┌────────
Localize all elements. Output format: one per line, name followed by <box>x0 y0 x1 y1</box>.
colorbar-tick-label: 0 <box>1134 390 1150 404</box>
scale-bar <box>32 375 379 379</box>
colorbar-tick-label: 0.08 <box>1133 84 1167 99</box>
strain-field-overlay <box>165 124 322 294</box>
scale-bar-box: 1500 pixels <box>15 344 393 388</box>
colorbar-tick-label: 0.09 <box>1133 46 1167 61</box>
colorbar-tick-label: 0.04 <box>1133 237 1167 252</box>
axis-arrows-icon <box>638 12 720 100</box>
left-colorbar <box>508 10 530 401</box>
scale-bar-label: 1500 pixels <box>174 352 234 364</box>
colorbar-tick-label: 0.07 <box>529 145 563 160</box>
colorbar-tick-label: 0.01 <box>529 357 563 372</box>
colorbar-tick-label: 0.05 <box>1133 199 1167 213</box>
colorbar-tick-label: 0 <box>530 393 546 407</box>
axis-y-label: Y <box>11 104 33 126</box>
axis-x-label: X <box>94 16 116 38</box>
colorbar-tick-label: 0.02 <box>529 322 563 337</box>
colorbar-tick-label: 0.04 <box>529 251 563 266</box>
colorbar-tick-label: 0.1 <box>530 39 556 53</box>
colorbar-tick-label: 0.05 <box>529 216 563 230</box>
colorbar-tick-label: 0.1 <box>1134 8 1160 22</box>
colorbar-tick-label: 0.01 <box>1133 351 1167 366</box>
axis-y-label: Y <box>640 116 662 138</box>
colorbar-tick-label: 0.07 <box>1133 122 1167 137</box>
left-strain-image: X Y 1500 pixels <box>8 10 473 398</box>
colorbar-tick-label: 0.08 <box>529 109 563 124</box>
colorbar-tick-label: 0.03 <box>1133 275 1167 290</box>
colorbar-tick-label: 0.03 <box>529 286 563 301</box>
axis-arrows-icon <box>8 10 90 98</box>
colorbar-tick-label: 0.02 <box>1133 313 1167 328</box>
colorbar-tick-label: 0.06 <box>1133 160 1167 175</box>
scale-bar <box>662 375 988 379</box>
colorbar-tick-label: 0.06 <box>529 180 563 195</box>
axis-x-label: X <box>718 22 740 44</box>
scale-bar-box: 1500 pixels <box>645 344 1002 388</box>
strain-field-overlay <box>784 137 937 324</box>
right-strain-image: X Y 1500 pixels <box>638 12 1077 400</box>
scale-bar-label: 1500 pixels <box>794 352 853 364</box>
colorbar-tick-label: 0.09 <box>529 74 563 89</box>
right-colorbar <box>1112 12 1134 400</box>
└────────
Exercise details:
Copy out every entry above verbatim, line by line and in the same order.

Task solution:
Localize all elements. Output format: one per line, name followed by <box>x0 y0 x1 y1</box>.
colorbar-tick-label: 0 <box>1134 390 1150 404</box>
scale-bar <box>32 375 379 379</box>
colorbar-tick-label: 0.08 <box>1133 84 1167 99</box>
strain-field-overlay <box>165 124 322 294</box>
scale-bar-box: 1500 pixels <box>15 344 393 388</box>
colorbar-tick-label: 0.09 <box>1133 46 1167 61</box>
colorbar-tick-label: 0.04 <box>1133 237 1167 252</box>
axis-arrows-icon <box>638 12 720 100</box>
left-colorbar <box>508 10 530 401</box>
scale-bar-label: 1500 pixels <box>174 352 234 364</box>
colorbar-tick-label: 0.07 <box>529 145 563 160</box>
colorbar-tick-label: 0.01 <box>529 357 563 372</box>
colorbar-tick-label: 0.05 <box>1133 199 1167 213</box>
colorbar-tick-label: 0 <box>530 393 546 407</box>
axis-y-label: Y <box>11 104 33 126</box>
axis-x-label: X <box>94 16 116 38</box>
colorbar-tick-label: 0.02 <box>529 322 563 337</box>
colorbar-tick-label: 0.04 <box>529 251 563 266</box>
colorbar-tick-label: 0.1 <box>530 39 556 53</box>
colorbar-tick-label: 0.05 <box>529 216 563 230</box>
colorbar-tick-label: 0.1 <box>1134 8 1160 22</box>
colorbar-tick-label: 0.01 <box>1133 351 1167 366</box>
axis-y-label: Y <box>640 116 662 138</box>
colorbar-tick-label: 0.07 <box>1133 122 1167 137</box>
left-strain-image: X Y 1500 pixels <box>8 10 473 398</box>
colorbar-tick-label: 0.08 <box>529 109 563 124</box>
colorbar-tick-label: 0.03 <box>1133 275 1167 290</box>
colorbar-tick-label: 0.03 <box>529 286 563 301</box>
axis-arrows-icon <box>8 10 90 98</box>
colorbar-tick-label: 0.02 <box>1133 313 1167 328</box>
colorbar-tick-label: 0.06 <box>1133 160 1167 175</box>
scale-bar <box>662 375 988 379</box>
colorbar-tick-label: 0.06 <box>529 180 563 195</box>
axis-x-label: X <box>718 22 740 44</box>
scale-bar-box: 1500 pixels <box>645 344 1002 388</box>
strain-field-overlay <box>784 137 937 324</box>
right-strain-image: X Y 1500 pixels <box>638 12 1077 400</box>
scale-bar-label: 1500 pixels <box>794 352 853 364</box>
colorbar-tick-label: 0.09 <box>529 74 563 89</box>
right-colorbar <box>1112 12 1134 400</box>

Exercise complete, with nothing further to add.